Last year, the project I was working on at work switched languages for its UI code from C++ to HTML and JavaScript. For me, this meant learning JavaScript and web development.

When I was in college, we studied Java as the “proper” programming language and barely covered JavaScript - only as part of a HTML course. Back then, I never really saw it as anything more than a language for adding simple dynamic features to a web page. However ten years later, and (hopefully!) knowing a great deal more about programming, my opinions have changed. Now, I have a whole new respect for JavaScript, based on features that I wouldn’t have been able to really comprehend back then.

I love the power that first class functions and closures give you. It’s spoiled me as a programmer as I’m finding it hard going back to languages without those features! I know that they are coming, or have recently come, to Java and C++. However given the nature of exising legacy codebases in those languages and that projects may be restricted to earlier compilers, it’ll be a while before they’re mainstream.

There are no shortage of in-depth JavaScript books and tutorials which teach all the features of the language. However learning JavaScript syntax and features is not the problem. The real issue is knowing what features to avoid. Unfortunately it’s incredibly easy to write unmaintainable code in JavaScript if you’re not careful. Luckily there are some very good books written on this topic. The ones I recommend are:

  • Douglas Crockford’s JavaScript: The Good Parts. This is an really good compact book. It allows you to limit yourself to the features of JavaScript which support good software development practices.

- _TASK LIST_
A. In the text about learning JavaScript, why does the writer expect first-class functions and closures to take a while to become mainstream in Java and C++? Answer in one to three sentences.
B. Decide whether each statement agrees with the text about learning JavaScript. For each one, answer yes or no and quote the words of the text that decide it.
(i) In college, the writer studied JavaScript as the main programming language.
(ii) The writer sees learning JavaScript syntax as the real difficulty.
(iii) The writer's project moved its UI code from C++ to HTML and JavaScript.
C. Continue the text about learning JavaScript from its last sentence.

- _EXCERPTED RECORDS_

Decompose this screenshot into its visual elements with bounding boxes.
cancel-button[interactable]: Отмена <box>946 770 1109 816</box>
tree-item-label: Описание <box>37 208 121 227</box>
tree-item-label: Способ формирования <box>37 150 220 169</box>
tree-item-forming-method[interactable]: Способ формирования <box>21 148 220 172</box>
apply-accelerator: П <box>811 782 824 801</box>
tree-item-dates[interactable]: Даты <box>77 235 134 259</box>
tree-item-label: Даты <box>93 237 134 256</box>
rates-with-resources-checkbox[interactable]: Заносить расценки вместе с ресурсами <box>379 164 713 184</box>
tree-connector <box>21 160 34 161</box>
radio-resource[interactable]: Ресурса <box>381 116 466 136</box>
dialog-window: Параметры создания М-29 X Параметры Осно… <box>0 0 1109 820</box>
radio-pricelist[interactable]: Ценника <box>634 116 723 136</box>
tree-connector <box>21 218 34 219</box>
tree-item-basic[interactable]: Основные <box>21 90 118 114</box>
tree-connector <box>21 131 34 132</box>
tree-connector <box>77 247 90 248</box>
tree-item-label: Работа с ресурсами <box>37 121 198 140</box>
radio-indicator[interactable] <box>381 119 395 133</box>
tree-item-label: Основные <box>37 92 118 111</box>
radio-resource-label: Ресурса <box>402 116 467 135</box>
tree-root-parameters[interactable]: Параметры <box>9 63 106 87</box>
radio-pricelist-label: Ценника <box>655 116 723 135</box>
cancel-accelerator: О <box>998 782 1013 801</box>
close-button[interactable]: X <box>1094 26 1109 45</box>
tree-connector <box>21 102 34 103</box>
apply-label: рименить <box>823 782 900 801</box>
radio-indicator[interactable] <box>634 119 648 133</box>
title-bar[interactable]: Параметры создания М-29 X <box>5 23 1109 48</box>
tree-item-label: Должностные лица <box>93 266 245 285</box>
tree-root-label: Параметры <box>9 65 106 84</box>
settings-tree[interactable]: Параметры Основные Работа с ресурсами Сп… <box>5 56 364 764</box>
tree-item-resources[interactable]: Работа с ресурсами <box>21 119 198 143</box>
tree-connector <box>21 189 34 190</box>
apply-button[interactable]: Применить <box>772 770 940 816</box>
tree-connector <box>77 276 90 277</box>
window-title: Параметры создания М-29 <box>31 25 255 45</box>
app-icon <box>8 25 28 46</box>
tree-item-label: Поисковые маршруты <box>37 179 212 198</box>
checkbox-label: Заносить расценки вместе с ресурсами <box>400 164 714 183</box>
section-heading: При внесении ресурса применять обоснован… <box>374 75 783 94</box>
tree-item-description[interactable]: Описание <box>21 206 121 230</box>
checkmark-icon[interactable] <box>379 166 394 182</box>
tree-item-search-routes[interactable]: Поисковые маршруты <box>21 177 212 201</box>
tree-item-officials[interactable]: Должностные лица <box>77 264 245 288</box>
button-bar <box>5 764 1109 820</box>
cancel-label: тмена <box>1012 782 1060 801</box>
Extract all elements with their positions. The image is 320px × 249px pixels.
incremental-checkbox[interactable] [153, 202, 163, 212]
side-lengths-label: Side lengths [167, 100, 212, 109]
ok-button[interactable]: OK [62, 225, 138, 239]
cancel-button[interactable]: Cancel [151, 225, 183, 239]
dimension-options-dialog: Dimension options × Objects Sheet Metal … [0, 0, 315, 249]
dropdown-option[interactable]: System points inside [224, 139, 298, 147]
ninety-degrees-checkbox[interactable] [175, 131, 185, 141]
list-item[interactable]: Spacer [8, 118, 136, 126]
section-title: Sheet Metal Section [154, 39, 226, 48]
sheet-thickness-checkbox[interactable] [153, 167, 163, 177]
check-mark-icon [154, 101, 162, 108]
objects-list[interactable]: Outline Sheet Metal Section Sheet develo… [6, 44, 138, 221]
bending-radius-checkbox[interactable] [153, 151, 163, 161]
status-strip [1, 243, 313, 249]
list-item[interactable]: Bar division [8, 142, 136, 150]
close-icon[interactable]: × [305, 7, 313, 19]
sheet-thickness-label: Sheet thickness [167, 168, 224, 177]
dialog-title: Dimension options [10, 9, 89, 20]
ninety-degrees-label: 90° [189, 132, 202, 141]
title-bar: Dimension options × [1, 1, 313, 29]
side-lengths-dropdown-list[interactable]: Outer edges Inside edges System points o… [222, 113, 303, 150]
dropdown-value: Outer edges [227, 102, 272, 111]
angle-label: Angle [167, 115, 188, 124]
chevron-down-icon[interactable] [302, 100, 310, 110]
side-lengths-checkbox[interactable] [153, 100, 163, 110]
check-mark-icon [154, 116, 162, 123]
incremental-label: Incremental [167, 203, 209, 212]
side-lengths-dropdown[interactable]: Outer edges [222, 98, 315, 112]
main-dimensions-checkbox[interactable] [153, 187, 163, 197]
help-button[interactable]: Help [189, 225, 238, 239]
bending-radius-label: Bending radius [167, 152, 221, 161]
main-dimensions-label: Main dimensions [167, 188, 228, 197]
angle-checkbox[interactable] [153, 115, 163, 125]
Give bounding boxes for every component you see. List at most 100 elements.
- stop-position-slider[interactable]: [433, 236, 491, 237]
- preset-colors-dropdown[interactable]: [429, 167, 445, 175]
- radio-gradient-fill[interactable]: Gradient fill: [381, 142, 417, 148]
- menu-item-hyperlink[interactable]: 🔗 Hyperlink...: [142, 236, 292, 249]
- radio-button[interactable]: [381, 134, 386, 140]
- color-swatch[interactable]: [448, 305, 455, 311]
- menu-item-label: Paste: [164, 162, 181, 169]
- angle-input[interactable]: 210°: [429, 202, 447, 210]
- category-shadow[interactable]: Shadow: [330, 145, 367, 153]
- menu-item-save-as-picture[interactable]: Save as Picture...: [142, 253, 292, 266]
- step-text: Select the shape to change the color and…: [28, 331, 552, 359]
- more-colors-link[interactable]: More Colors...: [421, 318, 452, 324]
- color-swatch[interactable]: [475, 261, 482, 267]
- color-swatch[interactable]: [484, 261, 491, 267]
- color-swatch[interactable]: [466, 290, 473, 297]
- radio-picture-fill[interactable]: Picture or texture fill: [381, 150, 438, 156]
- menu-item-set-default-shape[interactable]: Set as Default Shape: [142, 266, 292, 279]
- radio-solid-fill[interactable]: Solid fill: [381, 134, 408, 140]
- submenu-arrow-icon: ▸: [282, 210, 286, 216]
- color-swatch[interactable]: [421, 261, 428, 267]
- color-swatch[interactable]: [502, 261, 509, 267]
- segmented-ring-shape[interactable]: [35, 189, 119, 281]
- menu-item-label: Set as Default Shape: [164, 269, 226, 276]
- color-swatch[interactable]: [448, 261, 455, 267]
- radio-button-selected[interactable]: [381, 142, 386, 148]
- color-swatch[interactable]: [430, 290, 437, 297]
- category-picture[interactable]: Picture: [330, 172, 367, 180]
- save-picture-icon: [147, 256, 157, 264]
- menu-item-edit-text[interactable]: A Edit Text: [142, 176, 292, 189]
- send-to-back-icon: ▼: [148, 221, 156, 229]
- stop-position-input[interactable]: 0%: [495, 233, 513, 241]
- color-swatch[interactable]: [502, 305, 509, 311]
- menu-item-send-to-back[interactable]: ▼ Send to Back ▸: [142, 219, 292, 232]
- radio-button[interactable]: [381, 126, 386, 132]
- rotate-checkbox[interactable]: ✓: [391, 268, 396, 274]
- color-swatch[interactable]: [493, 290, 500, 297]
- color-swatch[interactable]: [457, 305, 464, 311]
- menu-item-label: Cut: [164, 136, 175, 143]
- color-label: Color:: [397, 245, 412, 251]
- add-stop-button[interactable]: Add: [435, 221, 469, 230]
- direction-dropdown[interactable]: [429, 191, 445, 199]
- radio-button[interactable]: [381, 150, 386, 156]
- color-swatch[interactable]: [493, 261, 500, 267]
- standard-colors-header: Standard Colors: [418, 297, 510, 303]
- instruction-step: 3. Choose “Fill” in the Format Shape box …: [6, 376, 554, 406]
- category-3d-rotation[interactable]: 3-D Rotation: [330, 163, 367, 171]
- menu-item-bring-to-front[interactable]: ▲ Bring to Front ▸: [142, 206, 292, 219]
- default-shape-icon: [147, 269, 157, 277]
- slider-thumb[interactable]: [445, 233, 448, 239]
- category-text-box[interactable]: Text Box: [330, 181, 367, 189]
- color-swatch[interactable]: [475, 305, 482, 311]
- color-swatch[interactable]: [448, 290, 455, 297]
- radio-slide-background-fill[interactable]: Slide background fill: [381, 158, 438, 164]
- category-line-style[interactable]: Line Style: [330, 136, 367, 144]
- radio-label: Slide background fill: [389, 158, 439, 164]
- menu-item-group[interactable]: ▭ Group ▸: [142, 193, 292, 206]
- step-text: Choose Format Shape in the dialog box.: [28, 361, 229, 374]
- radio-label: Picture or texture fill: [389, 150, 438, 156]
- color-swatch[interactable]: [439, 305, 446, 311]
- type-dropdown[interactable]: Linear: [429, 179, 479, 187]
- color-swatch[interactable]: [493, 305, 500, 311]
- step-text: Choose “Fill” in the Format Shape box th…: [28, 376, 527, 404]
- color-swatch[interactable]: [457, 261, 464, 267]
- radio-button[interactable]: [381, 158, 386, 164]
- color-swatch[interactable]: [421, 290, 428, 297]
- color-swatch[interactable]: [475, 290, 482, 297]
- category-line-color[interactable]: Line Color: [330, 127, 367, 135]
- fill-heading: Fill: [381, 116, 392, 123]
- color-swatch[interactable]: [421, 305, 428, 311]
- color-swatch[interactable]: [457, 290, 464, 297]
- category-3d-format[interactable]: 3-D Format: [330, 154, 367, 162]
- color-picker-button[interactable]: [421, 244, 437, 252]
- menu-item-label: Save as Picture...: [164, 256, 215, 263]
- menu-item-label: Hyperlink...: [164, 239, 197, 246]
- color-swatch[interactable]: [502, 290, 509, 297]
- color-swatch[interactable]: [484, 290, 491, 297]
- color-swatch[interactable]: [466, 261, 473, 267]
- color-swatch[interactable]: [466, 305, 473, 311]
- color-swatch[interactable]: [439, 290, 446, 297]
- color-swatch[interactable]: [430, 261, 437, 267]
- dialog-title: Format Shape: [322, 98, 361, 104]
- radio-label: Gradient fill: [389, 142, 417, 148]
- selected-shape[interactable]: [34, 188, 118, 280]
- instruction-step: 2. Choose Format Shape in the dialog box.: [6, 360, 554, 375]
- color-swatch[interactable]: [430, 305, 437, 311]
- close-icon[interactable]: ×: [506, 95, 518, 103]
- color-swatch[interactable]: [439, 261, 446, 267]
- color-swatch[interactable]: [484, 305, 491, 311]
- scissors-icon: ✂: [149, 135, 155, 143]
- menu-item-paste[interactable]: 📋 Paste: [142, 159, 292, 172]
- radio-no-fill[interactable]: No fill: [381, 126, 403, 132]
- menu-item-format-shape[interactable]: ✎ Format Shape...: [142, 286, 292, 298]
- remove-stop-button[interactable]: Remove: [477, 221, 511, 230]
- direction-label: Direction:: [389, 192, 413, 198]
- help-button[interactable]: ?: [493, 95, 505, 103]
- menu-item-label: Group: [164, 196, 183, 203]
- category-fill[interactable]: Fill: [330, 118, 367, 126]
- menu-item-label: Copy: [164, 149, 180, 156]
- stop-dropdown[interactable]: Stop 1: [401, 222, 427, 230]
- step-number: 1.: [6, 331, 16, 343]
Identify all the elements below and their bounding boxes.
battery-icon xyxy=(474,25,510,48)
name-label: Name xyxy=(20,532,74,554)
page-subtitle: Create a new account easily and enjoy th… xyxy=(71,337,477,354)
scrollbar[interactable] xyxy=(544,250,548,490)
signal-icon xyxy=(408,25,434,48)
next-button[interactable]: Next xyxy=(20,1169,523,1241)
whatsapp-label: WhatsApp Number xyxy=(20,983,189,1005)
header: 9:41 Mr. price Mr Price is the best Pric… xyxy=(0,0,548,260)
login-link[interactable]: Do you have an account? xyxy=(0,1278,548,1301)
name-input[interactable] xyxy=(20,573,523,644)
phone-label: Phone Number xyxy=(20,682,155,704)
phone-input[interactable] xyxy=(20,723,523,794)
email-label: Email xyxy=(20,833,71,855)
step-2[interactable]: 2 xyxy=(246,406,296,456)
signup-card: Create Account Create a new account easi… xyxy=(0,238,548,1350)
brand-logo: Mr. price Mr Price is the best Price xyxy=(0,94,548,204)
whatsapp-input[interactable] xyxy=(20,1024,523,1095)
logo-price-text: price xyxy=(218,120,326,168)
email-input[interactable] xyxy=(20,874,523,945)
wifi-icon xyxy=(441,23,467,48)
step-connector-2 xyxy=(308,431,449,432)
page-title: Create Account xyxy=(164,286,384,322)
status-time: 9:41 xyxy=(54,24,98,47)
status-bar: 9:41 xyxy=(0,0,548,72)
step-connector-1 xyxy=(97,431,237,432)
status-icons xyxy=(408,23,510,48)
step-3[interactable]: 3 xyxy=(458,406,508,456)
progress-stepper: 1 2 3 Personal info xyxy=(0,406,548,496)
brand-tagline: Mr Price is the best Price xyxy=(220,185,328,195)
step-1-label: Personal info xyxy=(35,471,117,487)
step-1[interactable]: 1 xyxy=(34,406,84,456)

- _NUMBERED RESPONSES_
A. Java and C++ have existing legacy codebases, and projects in those languages may be restricted to earlier compilers. So even though these features are arriving in both languages, it will be a while before they are widely used.

B.
(i) No: "we studied Java as the “proper” programming language and barely covered JavaScript"
(ii) No: "learning JavaScript syntax and features is not the problem"
(iii) Yes: "switched languages for its UI code from C++ to HTML and JavaScript"

C.
  • Nicholas Zakas’s Maintainable JavaScript. Again this book is more than a simple explanation of JavaScript syntax. It’s topics include JavaScript programming practices and build automation. The build process part is especially useful for learning the proper process for building, linting and testing JavaScript code.
  • Marijn Haverbeke’s Eloquent JavaScript. This is available for free on the website. The really cool part about the site is that all the JavaScript code snippets are interactive and can be run on the page while you are reading them.

Irish Rail’s RealTime API

I spent a lot of time in my childhood and early twenties traveling on the Irish Rail Network. Mostly this seemed to involve waiting for ages at Limerick Junction or barely finding a space to stand on a packed train from Dublin. Those experiences didn’t exactly leave me with a great impression of Iarnród Éireann.

Given this, I was amazed to find out recently, that Iarnród Éireann have an XML API for accessing realtime data about the trains running on their network. Credit where credit is due, this is an excellent idea and I wish more companies would implement something similar.

The API provides functionality for getting a list of the stations and what trains are due at those stations in the next ninety minutes. It also gives a list of all trains active on the network. It can filter by DART, Suburban or Mainline trains (that leaves some trains in an ‘other’ category - I’m not too sure what these actually are).

I used this API as part of a Backbone learning project. It was quite fun to do. The API returns latitude and longitude coordinates for each station and train, allowing them to be plotted on a Google Map widget. I never realised there were so many stations in Ireland until I saw them plotted on the map.

One issue I ran into was testing the application with live data. Given that I was programming this at night after work, you’d soon reach a time when there are very few trains left on the network!

One technical detail about the API is that it is in XML rather than JSON. This means that I can’t use Ajax or JSONP to get the data, due to the same origin policy. Instead I had to bounce the results through YQL. YQL exposes a SQL like interface to web data. I’m only using a basic ‘select all’ query here but looking at their site you can do lots of cool and complex stuff. I found a good tutorial from Cypress North on how to use YQL in your code to consume an XML API.